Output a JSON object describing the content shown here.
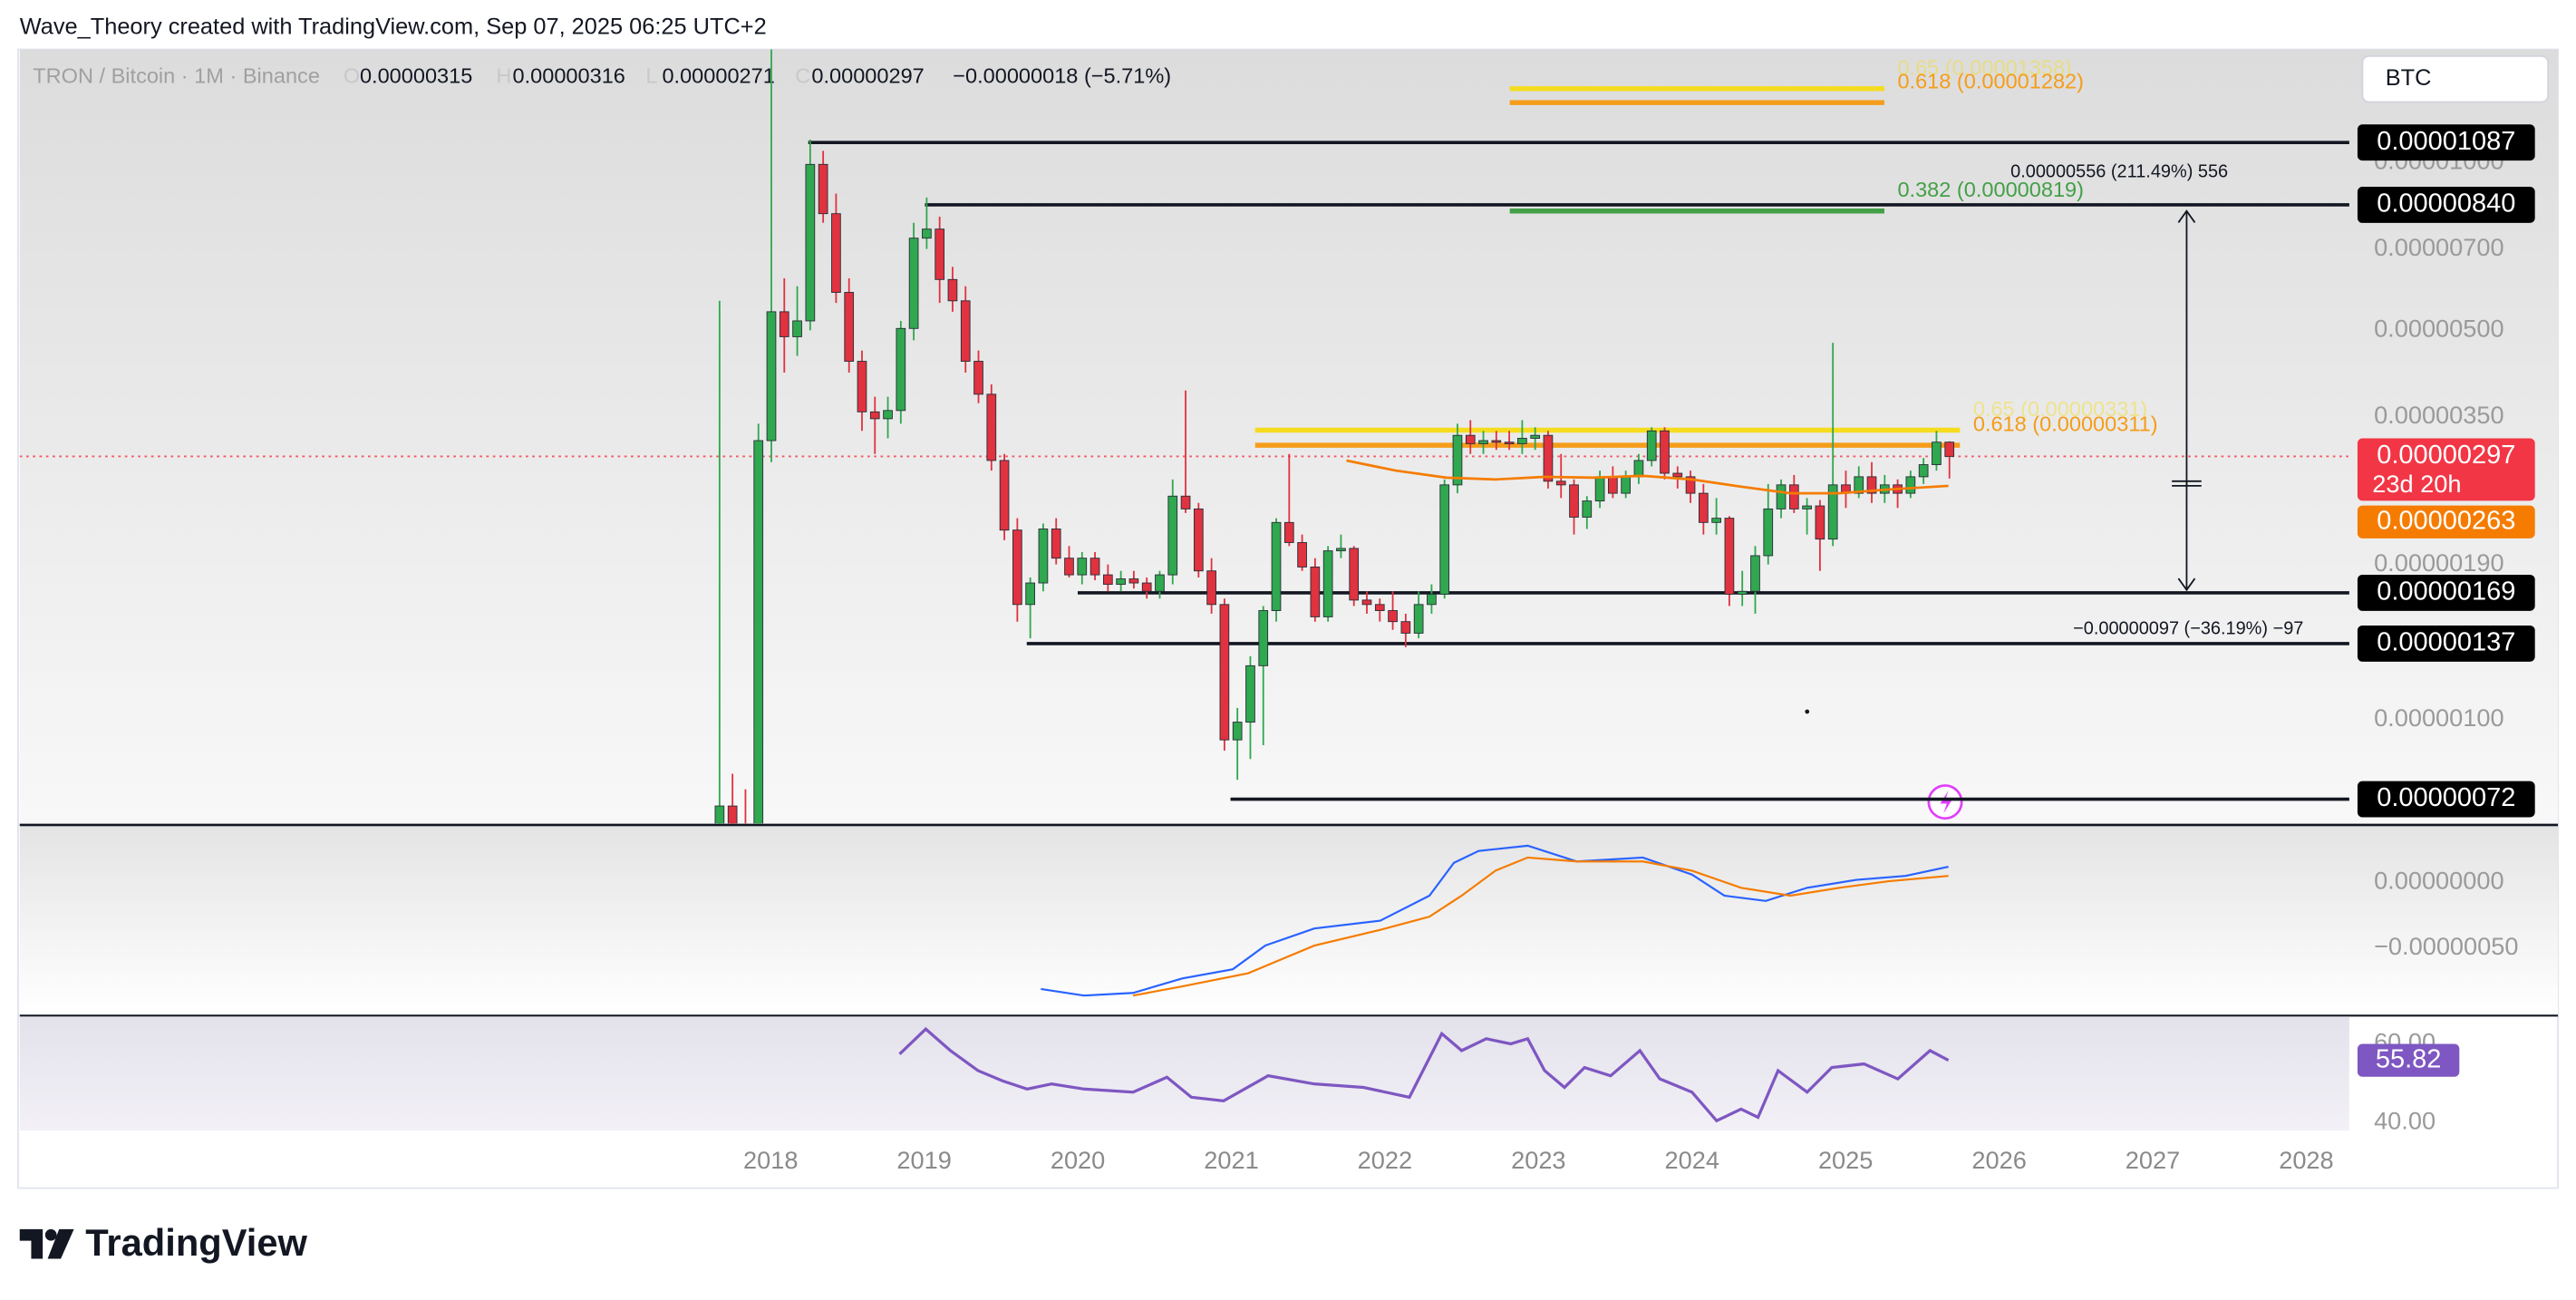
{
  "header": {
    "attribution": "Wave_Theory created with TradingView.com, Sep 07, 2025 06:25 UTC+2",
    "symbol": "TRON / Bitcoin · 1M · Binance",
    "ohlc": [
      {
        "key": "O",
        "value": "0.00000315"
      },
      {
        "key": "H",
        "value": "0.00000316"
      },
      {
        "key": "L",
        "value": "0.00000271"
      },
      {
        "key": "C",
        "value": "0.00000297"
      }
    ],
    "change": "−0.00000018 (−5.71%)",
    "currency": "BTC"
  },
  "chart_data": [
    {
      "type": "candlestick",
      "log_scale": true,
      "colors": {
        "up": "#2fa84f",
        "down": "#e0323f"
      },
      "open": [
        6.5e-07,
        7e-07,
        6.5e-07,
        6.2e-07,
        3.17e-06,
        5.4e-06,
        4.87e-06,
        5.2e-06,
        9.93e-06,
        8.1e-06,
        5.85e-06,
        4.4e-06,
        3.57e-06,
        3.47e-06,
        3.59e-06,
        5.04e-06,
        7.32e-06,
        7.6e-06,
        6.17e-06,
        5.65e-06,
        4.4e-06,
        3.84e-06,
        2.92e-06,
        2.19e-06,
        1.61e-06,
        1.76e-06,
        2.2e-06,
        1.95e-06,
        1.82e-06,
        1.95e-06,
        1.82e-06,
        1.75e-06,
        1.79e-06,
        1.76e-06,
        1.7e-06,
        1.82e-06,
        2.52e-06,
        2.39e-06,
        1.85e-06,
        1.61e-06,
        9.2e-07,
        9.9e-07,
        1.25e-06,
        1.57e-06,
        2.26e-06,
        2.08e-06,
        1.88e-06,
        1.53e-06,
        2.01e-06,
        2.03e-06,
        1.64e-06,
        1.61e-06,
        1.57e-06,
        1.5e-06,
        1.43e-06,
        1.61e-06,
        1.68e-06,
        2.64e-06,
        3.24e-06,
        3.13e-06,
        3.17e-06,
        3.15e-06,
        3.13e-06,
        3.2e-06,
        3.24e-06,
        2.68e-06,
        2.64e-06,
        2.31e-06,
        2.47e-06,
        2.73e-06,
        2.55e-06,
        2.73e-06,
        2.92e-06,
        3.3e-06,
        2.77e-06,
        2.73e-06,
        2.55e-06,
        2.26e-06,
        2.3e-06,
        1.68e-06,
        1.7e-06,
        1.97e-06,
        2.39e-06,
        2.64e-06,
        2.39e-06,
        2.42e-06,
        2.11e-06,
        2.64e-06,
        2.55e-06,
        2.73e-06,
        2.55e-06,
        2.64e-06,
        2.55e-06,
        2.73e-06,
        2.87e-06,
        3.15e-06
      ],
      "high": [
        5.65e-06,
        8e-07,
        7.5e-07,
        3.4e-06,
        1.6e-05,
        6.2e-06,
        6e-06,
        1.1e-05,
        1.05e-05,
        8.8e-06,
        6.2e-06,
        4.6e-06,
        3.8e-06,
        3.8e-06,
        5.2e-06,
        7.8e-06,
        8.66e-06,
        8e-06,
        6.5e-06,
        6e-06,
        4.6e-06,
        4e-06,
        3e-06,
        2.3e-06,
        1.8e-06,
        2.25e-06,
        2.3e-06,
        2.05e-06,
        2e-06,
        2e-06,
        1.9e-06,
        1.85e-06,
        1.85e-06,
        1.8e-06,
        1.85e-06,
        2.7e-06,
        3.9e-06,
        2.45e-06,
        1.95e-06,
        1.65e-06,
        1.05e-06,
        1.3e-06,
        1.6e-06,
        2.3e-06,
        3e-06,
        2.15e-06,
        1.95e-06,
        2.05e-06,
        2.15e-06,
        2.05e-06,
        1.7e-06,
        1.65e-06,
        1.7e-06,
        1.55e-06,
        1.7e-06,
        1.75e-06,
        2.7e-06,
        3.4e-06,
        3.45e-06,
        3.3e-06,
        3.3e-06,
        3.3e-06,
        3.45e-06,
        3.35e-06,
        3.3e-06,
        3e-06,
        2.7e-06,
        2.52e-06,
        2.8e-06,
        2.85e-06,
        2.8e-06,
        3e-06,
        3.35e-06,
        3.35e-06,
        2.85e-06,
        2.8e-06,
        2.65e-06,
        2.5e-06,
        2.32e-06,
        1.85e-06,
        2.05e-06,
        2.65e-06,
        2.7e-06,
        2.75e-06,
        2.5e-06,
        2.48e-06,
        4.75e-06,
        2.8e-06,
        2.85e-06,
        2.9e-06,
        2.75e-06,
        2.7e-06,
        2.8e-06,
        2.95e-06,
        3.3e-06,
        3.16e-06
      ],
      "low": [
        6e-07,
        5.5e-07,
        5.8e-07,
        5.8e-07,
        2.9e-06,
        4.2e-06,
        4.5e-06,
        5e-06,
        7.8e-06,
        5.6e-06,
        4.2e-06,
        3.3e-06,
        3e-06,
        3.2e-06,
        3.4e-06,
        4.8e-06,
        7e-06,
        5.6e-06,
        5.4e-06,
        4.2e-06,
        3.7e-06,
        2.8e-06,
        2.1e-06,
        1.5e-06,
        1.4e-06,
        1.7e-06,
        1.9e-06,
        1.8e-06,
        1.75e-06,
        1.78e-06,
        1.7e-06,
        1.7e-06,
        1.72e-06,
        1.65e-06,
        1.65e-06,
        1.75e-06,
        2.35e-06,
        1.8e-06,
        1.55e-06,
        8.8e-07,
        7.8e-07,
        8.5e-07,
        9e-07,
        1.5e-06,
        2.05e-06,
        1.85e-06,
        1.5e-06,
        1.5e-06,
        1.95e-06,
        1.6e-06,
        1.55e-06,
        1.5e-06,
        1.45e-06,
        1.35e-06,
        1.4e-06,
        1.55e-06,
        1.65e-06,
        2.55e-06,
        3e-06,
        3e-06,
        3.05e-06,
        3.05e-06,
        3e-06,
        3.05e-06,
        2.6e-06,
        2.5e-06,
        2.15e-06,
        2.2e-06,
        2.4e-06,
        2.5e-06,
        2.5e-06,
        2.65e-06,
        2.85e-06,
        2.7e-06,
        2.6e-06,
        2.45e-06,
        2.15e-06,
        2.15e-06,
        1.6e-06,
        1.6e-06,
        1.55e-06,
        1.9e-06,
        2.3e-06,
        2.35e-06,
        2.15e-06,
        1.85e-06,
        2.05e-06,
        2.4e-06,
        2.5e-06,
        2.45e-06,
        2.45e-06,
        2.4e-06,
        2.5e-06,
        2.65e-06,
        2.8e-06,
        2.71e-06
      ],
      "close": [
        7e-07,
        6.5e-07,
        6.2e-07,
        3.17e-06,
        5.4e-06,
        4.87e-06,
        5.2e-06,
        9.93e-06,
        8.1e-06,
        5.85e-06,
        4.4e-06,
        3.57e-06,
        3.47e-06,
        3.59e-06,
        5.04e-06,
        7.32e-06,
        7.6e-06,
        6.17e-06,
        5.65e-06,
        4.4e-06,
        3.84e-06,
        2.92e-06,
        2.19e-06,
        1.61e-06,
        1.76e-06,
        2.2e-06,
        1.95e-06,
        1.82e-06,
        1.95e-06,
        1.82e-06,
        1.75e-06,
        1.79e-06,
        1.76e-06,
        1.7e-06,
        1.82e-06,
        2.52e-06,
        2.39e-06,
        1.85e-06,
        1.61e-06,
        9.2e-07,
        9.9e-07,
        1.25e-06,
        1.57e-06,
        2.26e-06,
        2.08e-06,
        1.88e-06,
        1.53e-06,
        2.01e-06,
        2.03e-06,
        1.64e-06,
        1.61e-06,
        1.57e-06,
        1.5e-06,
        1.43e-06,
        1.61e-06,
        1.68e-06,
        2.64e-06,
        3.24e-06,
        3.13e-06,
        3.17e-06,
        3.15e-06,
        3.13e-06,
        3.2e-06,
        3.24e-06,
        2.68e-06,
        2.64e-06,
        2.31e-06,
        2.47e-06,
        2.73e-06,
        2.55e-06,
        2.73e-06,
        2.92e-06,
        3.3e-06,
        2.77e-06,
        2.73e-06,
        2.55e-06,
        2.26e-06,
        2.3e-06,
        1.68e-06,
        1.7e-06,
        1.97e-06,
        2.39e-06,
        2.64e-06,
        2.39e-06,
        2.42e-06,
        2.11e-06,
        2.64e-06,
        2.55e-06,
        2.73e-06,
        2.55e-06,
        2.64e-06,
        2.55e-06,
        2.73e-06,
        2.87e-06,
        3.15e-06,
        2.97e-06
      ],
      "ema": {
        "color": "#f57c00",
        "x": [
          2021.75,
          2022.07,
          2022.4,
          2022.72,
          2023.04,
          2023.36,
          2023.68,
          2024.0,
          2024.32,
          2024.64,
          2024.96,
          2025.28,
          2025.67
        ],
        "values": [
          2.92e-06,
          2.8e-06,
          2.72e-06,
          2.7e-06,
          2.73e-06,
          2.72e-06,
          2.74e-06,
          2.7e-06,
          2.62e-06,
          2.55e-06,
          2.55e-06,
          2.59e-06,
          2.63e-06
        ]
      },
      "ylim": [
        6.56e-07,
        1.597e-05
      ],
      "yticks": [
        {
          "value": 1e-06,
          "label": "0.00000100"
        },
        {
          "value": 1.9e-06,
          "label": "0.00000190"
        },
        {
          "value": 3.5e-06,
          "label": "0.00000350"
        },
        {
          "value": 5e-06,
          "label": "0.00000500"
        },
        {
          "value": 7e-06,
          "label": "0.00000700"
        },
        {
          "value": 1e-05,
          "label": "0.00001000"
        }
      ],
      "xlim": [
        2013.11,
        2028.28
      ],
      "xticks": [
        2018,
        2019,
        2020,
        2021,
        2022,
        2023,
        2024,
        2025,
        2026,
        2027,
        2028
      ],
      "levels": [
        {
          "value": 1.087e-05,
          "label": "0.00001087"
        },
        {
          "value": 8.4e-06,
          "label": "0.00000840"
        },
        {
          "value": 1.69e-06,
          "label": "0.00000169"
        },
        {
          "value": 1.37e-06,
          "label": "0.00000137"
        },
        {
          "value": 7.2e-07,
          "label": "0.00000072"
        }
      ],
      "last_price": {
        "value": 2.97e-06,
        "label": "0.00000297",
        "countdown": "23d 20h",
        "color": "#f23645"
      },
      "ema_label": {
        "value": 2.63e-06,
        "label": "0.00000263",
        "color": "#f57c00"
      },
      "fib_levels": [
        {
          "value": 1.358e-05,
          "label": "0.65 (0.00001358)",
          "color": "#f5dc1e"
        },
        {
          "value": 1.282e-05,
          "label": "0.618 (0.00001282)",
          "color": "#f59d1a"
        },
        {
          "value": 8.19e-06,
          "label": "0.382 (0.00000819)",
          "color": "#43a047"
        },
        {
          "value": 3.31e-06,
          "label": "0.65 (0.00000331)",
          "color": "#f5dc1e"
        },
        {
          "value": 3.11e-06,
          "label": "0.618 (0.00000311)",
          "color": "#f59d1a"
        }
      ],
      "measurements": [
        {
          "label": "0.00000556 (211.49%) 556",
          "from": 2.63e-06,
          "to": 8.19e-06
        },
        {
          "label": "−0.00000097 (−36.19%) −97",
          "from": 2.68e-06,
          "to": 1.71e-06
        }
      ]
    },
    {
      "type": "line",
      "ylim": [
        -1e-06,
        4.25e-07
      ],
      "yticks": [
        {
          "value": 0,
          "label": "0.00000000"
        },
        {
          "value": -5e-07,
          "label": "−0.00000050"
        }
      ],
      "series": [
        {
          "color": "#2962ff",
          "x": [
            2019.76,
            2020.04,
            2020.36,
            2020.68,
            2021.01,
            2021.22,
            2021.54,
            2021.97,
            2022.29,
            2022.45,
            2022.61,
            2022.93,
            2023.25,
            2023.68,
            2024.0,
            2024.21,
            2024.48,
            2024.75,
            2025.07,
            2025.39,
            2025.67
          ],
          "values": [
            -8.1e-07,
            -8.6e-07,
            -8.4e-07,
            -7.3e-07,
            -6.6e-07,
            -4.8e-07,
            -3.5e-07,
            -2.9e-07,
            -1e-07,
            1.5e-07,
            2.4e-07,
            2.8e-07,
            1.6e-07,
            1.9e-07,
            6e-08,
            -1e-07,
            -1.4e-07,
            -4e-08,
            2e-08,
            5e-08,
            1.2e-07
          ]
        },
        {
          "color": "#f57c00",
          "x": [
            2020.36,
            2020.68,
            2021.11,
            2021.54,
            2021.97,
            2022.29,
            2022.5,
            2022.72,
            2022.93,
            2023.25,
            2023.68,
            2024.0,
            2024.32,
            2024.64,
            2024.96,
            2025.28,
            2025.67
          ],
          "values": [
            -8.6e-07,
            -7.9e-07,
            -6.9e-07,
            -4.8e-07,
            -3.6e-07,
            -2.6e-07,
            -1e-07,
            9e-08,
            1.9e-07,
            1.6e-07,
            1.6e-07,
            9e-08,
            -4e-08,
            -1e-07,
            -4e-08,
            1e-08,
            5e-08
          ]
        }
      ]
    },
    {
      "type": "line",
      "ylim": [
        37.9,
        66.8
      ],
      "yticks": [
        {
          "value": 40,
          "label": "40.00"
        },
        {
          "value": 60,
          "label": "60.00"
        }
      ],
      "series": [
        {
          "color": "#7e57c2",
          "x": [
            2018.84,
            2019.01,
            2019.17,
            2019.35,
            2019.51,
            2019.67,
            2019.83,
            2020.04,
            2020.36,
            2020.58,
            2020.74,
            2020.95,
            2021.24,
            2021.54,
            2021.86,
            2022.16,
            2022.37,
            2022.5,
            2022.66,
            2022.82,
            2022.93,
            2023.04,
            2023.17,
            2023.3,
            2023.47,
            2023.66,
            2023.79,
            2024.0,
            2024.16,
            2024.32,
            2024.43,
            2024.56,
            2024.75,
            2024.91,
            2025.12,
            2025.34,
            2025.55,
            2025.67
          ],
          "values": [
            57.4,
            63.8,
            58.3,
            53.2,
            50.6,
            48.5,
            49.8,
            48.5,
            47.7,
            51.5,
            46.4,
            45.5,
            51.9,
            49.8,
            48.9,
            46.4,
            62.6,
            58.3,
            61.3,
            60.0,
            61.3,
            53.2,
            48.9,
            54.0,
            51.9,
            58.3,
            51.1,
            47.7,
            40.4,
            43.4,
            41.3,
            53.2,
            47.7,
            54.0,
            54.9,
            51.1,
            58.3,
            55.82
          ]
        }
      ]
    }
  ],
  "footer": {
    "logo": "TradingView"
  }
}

• • •

Given task: Search the listing for the string "TradingView". Copy each line where it turns up.

Answer to this problem:
    "attribution": "Wave_Theory created with TradingView.com, Sep 07, 2025 06:25 UTC+2",
    "logo": "TradingView"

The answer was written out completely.